Records from a collection of figures:
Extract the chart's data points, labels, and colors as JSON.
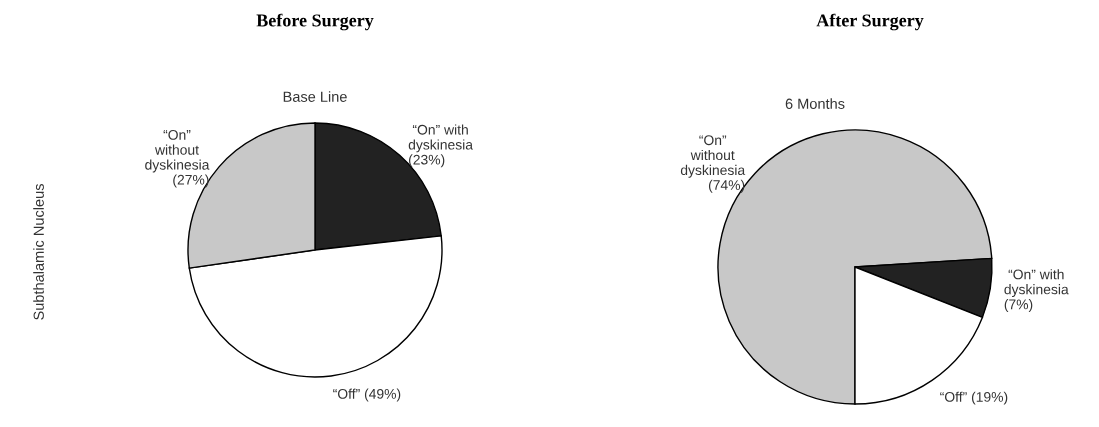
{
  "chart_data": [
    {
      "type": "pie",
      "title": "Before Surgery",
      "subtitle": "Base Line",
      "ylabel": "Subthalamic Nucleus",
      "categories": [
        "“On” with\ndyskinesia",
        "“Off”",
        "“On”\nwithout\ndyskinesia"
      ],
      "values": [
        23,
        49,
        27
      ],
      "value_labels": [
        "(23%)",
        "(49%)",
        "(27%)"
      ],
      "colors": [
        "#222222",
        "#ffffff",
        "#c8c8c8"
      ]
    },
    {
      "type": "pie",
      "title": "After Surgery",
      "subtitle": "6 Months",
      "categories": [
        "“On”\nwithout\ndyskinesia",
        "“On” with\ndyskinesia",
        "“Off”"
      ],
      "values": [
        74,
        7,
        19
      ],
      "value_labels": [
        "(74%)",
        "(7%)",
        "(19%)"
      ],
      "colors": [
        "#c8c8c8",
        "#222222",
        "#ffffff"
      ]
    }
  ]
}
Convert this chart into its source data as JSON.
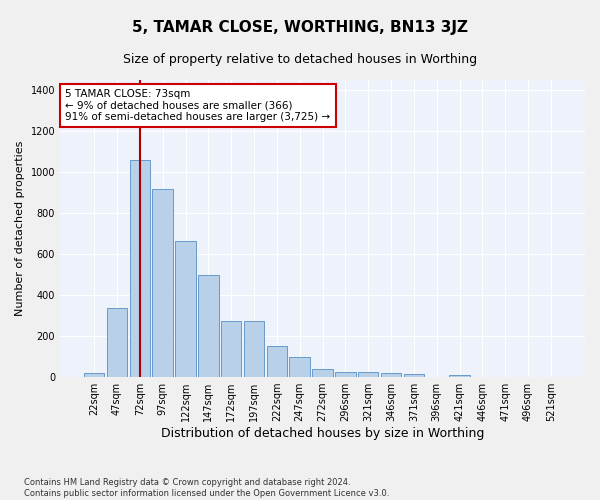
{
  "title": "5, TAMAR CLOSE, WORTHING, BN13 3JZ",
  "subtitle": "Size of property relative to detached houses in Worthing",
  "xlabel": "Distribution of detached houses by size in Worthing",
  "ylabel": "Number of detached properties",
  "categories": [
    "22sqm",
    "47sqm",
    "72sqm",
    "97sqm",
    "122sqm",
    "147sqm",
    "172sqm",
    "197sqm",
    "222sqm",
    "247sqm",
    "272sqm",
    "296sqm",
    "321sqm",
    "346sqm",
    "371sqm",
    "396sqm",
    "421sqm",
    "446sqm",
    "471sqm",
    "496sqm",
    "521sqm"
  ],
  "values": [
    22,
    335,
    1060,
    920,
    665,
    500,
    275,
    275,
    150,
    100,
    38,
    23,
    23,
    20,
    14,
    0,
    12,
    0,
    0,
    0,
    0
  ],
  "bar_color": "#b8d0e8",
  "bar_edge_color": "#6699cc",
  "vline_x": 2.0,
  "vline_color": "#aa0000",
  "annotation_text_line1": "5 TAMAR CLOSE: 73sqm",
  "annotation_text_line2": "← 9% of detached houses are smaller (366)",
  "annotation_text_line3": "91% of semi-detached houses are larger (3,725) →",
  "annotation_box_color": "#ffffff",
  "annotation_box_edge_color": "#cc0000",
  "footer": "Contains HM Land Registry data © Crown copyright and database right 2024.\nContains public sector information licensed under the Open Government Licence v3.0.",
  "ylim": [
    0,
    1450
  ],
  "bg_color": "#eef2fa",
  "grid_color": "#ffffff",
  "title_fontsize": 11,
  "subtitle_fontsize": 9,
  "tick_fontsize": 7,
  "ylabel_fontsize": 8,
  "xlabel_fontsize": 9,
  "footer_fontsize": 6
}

▶ _TASK REQUIREMENTS_: Make an exact copy of the whole listing, but don't bring over any pictures.

▶ _SOLUTION_:
Extract the chart's data points, labels, and colors as JSON.
{
  "chart_data": [
    {
      "type": "pie",
      "title": "Before Surgery",
      "subtitle": "Base Line",
      "ylabel": "Subthalamic Nucleus",
      "categories": [
        "“On” with\ndyskinesia",
        "“Off”",
        "“On”\nwithout\ndyskinesia"
      ],
      "values": [
        23,
        49,
        27
      ],
      "value_labels": [
        "(23%)",
        "(49%)",
        "(27%)"
      ],
      "colors": [
        "#222222",
        "#ffffff",
        "#c8c8c8"
      ]
    },
    {
      "type": "pie",
      "title": "After Surgery",
      "subtitle": "6 Months",
      "categories": [
        "“On”\nwithout\ndyskinesia",
        "“On” with\ndyskinesia",
        "“Off”"
      ],
      "values": [
        74,
        7,
        19
      ],
      "value_labels": [
        "(74%)",
        "(7%)",
        "(19%)"
      ],
      "colors": [
        "#c8c8c8",
        "#222222",
        "#ffffff"
      ]
    }
  ]
}
Convert this chart into its source data as JSON.
{
  "title": "5, TAMAR CLOSE, WORTHING, BN13 3JZ",
  "subtitle": "Size of property relative to detached houses in Worthing",
  "xlabel": "Distribution of detached houses by size in Worthing",
  "ylabel": "Number of detached properties",
  "categories": [
    "22sqm",
    "47sqm",
    "72sqm",
    "97sqm",
    "122sqm",
    "147sqm",
    "172sqm",
    "197sqm",
    "222sqm",
    "247sqm",
    "272sqm",
    "296sqm",
    "321sqm",
    "346sqm",
    "371sqm",
    "396sqm",
    "421sqm",
    "446sqm",
    "471sqm",
    "496sqm",
    "521sqm"
  ],
  "values": [
    22,
    335,
    1060,
    920,
    665,
    500,
    275,
    275,
    150,
    100,
    38,
    23,
    23,
    20,
    14,
    0,
    12,
    0,
    0,
    0,
    0
  ],
  "bar_color": "#b8d0e8",
  "bar_edge_color": "#6699cc",
  "vline_x": 2.0,
  "vline_color": "#aa0000",
  "annotation_text_line1": "5 TAMAR CLOSE: 73sqm",
  "annotation_text_line2": "← 9% of detached houses are smaller (366)",
  "annotation_text_line3": "91% of semi-detached houses are larger (3,725) →",
  "annotation_box_color": "#ffffff",
  "annotation_box_edge_color": "#cc0000",
  "footer": "Contains HM Land Registry data © Crown copyright and database right 2024.\nContains public sector information licensed under the Open Government Licence v3.0.",
  "ylim": [
    0,
    1450
  ],
  "bg_color": "#eef2fa",
  "grid_color": "#ffffff",
  "title_fontsize": 11,
  "subtitle_fontsize": 9,
  "tick_fontsize": 7,
  "ylabel_fontsize": 8,
  "xlabel_fontsize": 9,
  "footer_fontsize": 6
}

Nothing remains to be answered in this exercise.